■ Text section:
-- BEGIN --
### Data Engineering Pipelines with pandas on Snowflake - Manual Version
This notebook performs the following:

1. Create datframe from a Snowflake table
2. Aggregate data to create new features
3. Join dataframes
4. Save the result into a Snowflake table
5. Create a serverless task to schedule the feature engineering pipeline (Currently in Private Preview)

Source Data: `SNOWFLAKE_SAMPLE_DATA`

Tutorial: https://quickstarts.snowflake.com/guide/data_engineering_pipelines_with_snowpark_pandas/index.html?index=..%2F..index#0


In [None]:
# Imports
import streamlit as st
import matplotlib.pyplot as plt
import seaborn as sns
from snowflake.snowpark.context import get_active_session
from snowflake.core import Root
import snowflake.snowpark.modin.plugin  # Snowpark pandas plugin for modin
import modin.pandas as spd  # Snowpark Pandas API


In [None]:
# Set Paths

# Source
source_db = "SNOWFLAKE_SAMPLE_DATA"
-- END --
■ Data block:
-- BEGIN --
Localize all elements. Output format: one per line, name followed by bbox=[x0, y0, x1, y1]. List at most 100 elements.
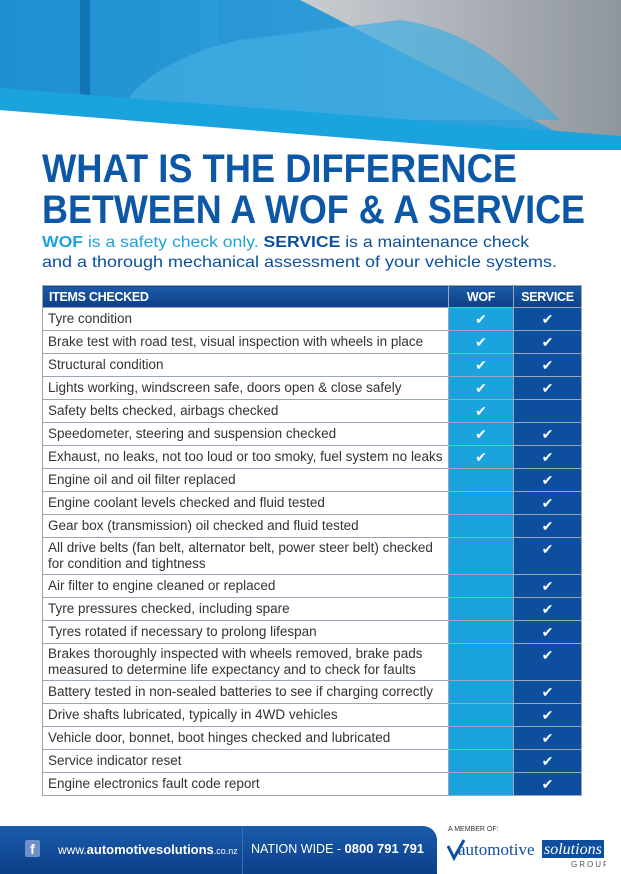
-- END --
■ What you need to do:
• 1. Reproduce the part of the Snowflake pipeline notebook that opens with the words containing "1. Create datframe" and closes with "in Private Preview)".
• 2. Pick up the Snowflake pipeline notebook after its last line and continue it.

■ Task answers:
• 1.
1. Create datframe from a Snowflake table
2. Aggregate data to create new features
3. Join dataframes
4. Save the result into a Snowflake table
5. Create a serverless task to schedule the feature engineering pipeline (Currently in Private Preview)

• 2.
source_schema = "TPCH_SF1"
source_data_path = f"{source_db}.{source_schema}"

# Target
target_db = "data_engineering_pipelines_with_pandas_on_snowflake_tutorial_v_manual"
target_schema = "DATA"
target_data_path = f"{target_db}.{target_schema}"


In [None]:
# Create a snowpark session
session = get_active_session()
session.use_schema(target_data_path)

# Add a query tag to the session for troubleshooting and monitoring
session.query_tag = {
    "origin":"sf_sit-is", 
    "name":"de_pipeline_pandas_on_snowflake", 
    "version":{"major":1, "minor":0},
    "attributes":{"is_quickstart":1, "source":"notebook", "vignette":"snowpark_pandas"}
}

# Set root
root = Root(session)

In [None]:
# Get LINEITEM

# Set source table and columns
table = f"{source_data_path}.LINEITEM"
lineitem_keep_cols = [
    'L_ORDERKEY', 
    'L_LINENUMBER', 
    'L_PARTKEY', 
    'L_RETURNFLAG', 
    'L_QUANTITY', 
    'L_DISCOUNT', 
    'L_EXTENDEDPRICE'
]

# Create dataframe
lineitem_sdf = spd.read_snowflake(table)[lineitem_keep_cols]

In [None]:
# Display lineitem_sdf
st.dataframe(lineitem_sdf.head())

In [None]:
# Display lineitem_sdf metadata
print(f"DataFrame shape: {lineitem_sdf.shape}")
lineitem_sdf.info()

In [None]:
# Filter lineitem_sdf

# View L_RETURNFLAG values
print(lineitem_sdf.L_RETURNFLAG.value_counts())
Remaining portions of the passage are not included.